▸ DATA ROWS

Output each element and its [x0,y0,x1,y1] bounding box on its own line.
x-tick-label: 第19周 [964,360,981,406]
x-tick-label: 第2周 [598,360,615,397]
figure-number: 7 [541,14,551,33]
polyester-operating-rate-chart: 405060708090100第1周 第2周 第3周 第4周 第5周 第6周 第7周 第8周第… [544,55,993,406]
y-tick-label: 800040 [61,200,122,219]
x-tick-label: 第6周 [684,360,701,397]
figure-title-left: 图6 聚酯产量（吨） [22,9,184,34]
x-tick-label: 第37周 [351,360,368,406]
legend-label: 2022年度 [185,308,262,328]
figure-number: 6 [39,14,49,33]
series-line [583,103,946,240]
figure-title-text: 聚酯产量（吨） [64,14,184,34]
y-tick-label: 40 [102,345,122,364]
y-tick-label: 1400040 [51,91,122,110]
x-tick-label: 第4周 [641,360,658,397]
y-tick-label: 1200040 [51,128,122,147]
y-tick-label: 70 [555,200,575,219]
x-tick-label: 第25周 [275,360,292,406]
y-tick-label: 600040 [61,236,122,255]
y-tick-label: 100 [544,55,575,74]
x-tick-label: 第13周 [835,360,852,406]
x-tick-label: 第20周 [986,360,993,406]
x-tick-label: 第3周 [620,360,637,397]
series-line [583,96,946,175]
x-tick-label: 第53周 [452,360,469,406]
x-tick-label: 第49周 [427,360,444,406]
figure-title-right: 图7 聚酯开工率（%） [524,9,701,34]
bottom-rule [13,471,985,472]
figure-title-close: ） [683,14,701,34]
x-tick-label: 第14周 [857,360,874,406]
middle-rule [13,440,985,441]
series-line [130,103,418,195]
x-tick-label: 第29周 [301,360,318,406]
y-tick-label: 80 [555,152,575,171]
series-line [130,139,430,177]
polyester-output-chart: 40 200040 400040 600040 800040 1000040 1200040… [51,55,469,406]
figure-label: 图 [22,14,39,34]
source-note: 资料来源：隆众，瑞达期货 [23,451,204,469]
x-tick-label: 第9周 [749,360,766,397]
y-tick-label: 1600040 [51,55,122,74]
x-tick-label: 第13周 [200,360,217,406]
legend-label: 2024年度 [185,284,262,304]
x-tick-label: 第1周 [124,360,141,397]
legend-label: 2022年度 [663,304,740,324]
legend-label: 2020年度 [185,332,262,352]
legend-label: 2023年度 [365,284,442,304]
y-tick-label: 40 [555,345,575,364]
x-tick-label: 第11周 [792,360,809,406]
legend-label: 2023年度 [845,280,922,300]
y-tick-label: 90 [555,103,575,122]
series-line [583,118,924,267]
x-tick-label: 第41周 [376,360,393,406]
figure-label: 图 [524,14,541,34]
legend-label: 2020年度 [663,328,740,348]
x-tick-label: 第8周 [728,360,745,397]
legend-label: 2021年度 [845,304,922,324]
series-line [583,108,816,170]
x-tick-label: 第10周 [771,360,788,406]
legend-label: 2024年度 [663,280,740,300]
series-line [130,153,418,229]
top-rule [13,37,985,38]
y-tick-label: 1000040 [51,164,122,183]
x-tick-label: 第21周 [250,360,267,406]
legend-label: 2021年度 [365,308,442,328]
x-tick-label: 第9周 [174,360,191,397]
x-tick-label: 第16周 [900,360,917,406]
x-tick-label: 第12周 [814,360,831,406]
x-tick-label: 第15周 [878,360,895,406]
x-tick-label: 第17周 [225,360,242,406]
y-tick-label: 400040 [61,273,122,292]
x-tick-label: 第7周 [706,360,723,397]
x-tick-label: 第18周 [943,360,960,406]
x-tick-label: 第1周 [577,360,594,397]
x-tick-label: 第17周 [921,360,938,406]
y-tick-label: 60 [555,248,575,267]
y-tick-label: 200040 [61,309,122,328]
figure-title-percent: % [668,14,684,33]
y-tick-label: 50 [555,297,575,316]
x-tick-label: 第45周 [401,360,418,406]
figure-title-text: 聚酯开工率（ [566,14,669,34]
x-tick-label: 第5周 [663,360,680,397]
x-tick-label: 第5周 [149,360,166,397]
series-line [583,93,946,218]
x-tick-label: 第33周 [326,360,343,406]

▸ TO BE DONE
Copy every one of the lines above, character for character, without changing, adding, or leaving out anything.

▸ OUTPUT
Output each element and its [x0,y0,x1,y1] bounding box on its own line.
x-tick-label: 第19周 [964,360,981,406]
x-tick-label: 第2周 [598,360,615,397]
figure-number: 7 [541,14,551,33]
polyester-operating-rate-chart: 405060708090100第1周 第2周 第3周 第4周 第5周 第6周 第7周 第8周第… [544,55,993,406]
y-tick-label: 800040 [61,200,122,219]
x-tick-label: 第6周 [684,360,701,397]
figure-title-left: 图6 聚酯产量（吨） [22,9,184,34]
x-tick-label: 第37周 [351,360,368,406]
legend-label: 2022年度 [185,308,262,328]
figure-number: 6 [39,14,49,33]
series-line [583,103,946,240]
figure-title-text: 聚酯产量（吨） [64,14,184,34]
y-tick-label: 40 [102,345,122,364]
y-tick-label: 1400040 [51,91,122,110]
x-tick-label: 第4周 [641,360,658,397]
y-tick-label: 1200040 [51,128,122,147]
y-tick-label: 70 [555,200,575,219]
x-tick-label: 第25周 [275,360,292,406]
y-tick-label: 600040 [61,236,122,255]
y-tick-label: 100 [544,55,575,74]
x-tick-label: 第13周 [835,360,852,406]
x-tick-label: 第20周 [986,360,993,406]
x-tick-label: 第3周 [620,360,637,397]
series-line [583,96,946,175]
x-tick-label: 第53周 [452,360,469,406]
x-tick-label: 第49周 [427,360,444,406]
figure-title-right: 图7 聚酯开工率（%） [524,9,701,34]
bottom-rule [13,471,985,472]
figure-title-close: ） [683,14,701,34]
x-tick-label: 第14周 [857,360,874,406]
middle-rule [13,440,985,441]
series-line [130,103,418,195]
x-tick-label: 第29周 [301,360,318,406]
y-tick-label: 80 [555,152,575,171]
series-line [130,139,430,177]
polyester-output-chart: 40 200040 400040 600040 800040 1000040 1200040… [51,55,469,406]
figure-label: 图 [22,14,39,34]
source-note: 资料来源：隆众，瑞达期货 [23,451,204,469]
x-tick-label: 第9周 [749,360,766,397]
y-tick-label: 1600040 [51,55,122,74]
x-tick-label: 第13周 [200,360,217,406]
legend-label: 2024年度 [185,284,262,304]
x-tick-label: 第1周 [124,360,141,397]
legend-label: 2022年度 [663,304,740,324]
legend-label: 2020年度 [185,332,262,352]
legend-label: 2023年度 [365,284,442,304]
y-tick-label: 40 [555,345,575,364]
x-tick-label: 第11周 [792,360,809,406]
legend-label: 2023年度 [845,280,922,300]
y-tick-label: 90 [555,103,575,122]
series-line [583,118,924,267]
x-tick-label: 第41周 [376,360,393,406]
figure-label: 图 [524,14,541,34]
legend-label: 2020年度 [663,328,740,348]
x-tick-label: 第8周 [728,360,745,397]
legend-label: 2021年度 [845,304,922,324]
series-line [583,108,816,170]
x-tick-label: 第10周 [771,360,788,406]
legend-label: 2024年度 [663,280,740,300]
series-line [130,153,418,229]
top-rule [13,37,985,38]
y-tick-label: 1000040 [51,164,122,183]
x-tick-label: 第21周 [250,360,267,406]
legend-label: 2021年度 [365,308,442,328]
x-tick-label: 第9周 [174,360,191,397]
x-tick-label: 第16周 [900,360,917,406]
x-tick-label: 第12周 [814,360,831,406]
x-tick-label: 第15周 [878,360,895,406]
x-tick-label: 第17周 [225,360,242,406]
y-tick-label: 400040 [61,273,122,292]
x-tick-label: 第7周 [706,360,723,397]
x-tick-label: 第18周 [943,360,960,406]
x-tick-label: 第1周 [577,360,594,397]
x-tick-label: 第17周 [921,360,938,406]
y-tick-label: 60 [555,248,575,267]
y-tick-label: 200040 [61,309,122,328]
figure-title-percent: % [668,14,684,33]
y-tick-label: 50 [555,297,575,316]
x-tick-label: 第45周 [401,360,418,406]
figure-title-text: 聚酯开工率（ [566,14,669,34]
x-tick-label: 第5周 [663,360,680,397]
x-tick-label: 第5周 [149,360,166,397]
series-line [583,93,946,218]
x-tick-label: 第33周 [326,360,343,406]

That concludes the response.